• What is required:
Give the number of lines that include the string "gramatycznych", nothing more.

------------------------------------

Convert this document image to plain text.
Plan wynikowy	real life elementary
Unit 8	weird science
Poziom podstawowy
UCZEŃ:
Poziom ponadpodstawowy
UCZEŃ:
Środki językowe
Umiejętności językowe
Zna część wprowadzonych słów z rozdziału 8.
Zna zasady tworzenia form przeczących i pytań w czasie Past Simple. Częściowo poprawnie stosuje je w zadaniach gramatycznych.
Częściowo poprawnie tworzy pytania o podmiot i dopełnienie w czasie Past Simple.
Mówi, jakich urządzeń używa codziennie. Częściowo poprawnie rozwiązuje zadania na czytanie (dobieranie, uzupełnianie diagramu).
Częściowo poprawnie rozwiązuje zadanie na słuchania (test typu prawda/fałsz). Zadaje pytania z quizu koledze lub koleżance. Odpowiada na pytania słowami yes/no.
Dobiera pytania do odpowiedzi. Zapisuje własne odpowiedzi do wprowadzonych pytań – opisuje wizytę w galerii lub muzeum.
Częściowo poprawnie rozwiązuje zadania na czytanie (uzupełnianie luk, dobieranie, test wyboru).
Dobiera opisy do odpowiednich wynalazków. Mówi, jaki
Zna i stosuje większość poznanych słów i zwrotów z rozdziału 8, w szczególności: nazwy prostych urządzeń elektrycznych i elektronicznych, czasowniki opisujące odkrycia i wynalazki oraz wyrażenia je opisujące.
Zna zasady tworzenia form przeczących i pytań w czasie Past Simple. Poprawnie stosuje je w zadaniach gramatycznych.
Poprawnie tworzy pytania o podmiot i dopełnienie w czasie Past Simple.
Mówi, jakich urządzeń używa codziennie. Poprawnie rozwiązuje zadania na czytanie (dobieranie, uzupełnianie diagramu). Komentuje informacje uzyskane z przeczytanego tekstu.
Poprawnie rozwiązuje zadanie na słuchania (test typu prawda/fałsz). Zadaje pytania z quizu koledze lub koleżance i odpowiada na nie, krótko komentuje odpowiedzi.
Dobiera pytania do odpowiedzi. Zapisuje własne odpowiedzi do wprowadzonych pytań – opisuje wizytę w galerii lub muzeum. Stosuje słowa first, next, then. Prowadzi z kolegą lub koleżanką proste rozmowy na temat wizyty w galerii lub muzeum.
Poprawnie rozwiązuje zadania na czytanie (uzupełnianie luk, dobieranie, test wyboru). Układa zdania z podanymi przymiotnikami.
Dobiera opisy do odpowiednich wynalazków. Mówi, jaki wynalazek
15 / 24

------------------------------------

• Task solution:
2